━━━ THE DATA ━━━

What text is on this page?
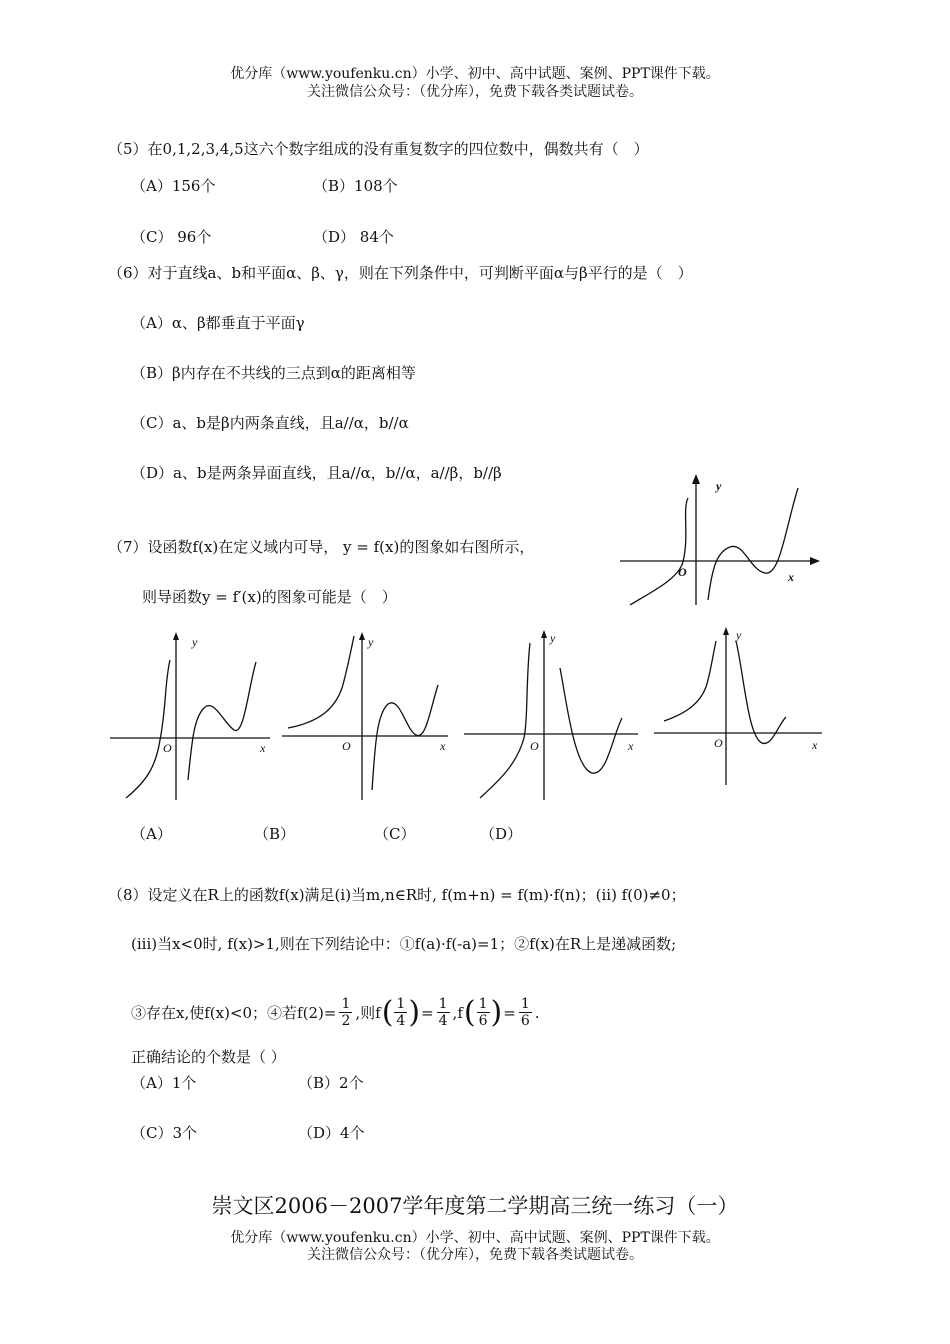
优分库（www.youfenku.cn）小学、初中、高中试题、案例、PPT课件下载。
关注微信公众号：（优分库），免费下载各类试题试卷。
（5）在0,1,2,3,4,5这六个数字组成的没有重复数字的四位数中，偶数共有（　）
（A）156个	（B）108个
（C） 96个	（D） 84个
（6）对于直线a、b和平面α、β、γ，则在下列条件中，可判断平面α与β平行的是（　）
（A）α、β都垂直于平面γ
（B）β内存在不共线的三点到α的距离相等
（C）a、b是β内两条直线，且a//α，b//α
（D）a、b是两条异面直线，且a//α，b//α，a//β，b//β
y
x
O
（7）设函数f(x)在定义域内可导， y = f(x)的图象如右图所示，
则导函数y = f′(x)的图象可能是（　）
y
x
O
y
x
O
y
x
O
y
x
O
（A）	（B）	（C）	（D）
（8）设定义在R上的函数f(x)满足(i)当m,n∈R时, f(m+n) = f(m)·f(n)；(ii) f(0)≠0；
(iii)当x<0时, f(x)>1,则在下列结论中：①f(a)·f(-a)=1；②f(x)在R上是递减函数;
③存在x,使f(x)<0；④若$f(2)= \frac{1}{2}$ ,则f ( $\frac{1}{4}$ ) = $\frac{1}{4} ,f$ ( $\frac{1}{6}$ ) = $\frac{1}{6}$ .
正确结论的个数是（ ）
（A）1个	（B）2个
（C）3个	（D）4个
崇文区2006－2007学年度第二学期高三统一练习（一）
优分库（www.youfenku.cn）小学、初中、高中试题、案例、PPT课件下载。
关注微信公众号：（优分库），免费下载各类试题试卷。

━━━

→ **WORK TO DO**
Write out the material above again, word for word, minus its pictures.

→ **SOLUTION TO THIS PROBLEM**
What text is on this page?
优分库（www.youfenku.cn）小学、初中、高中试题、案例、PPT课件下载。
关注微信公众号：（优分库），免费下载各类试题试卷。
（5）在0,1,2,3,4,5这六个数字组成的没有重复数字的四位数中，偶数共有（　）
（A）156个	（B）108个
（C） 96个	（D） 84个
（6）对于直线a、b和平面α、β、γ，则在下列条件中，可判断平面α与β平行的是（　）
（A）α、β都垂直于平面γ
（B）β内存在不共线的三点到α的距离相等
（C）a、b是β内两条直线，且a//α，b//α
（D）a、b是两条异面直线，且a//α，b//α，a//β，b//β
y
x
O
（7）设函数f(x)在定义域内可导， y = f(x)的图象如右图所示，
则导函数y = f′(x)的图象可能是（　）
y
x
O
y
x
O
y
x
O
y
x
O
（A）	（B）	（C）	（D）
（8）设定义在R上的函数f(x)满足(i)当m,n∈R时, f(m+n) = f(m)·f(n)；(ii) f(0)≠0；
(iii)当x<0时, f(x)>1,则在下列结论中：①f(a)·f(-a)=1；②f(x)在R上是递减函数;
③存在x,使f(x)<0；④若$f(2)= \frac{1}{2}$ ,则f ( $\frac{1}{4}$ ) = $\frac{1}{4} ,f$ ( $\frac{1}{6}$ ) = $\frac{1}{6}$ .
正确结论的个数是（ ）
（A）1个	（B）2个
（C）3个	（D）4个
崇文区2006－2007学年度第二学期高三统一练习（一）
优分库（www.youfenku.cn）小学、初中、高中试题、案例、PPT课件下载。
关注微信公众号：（优分库），免费下载各类试题试卷。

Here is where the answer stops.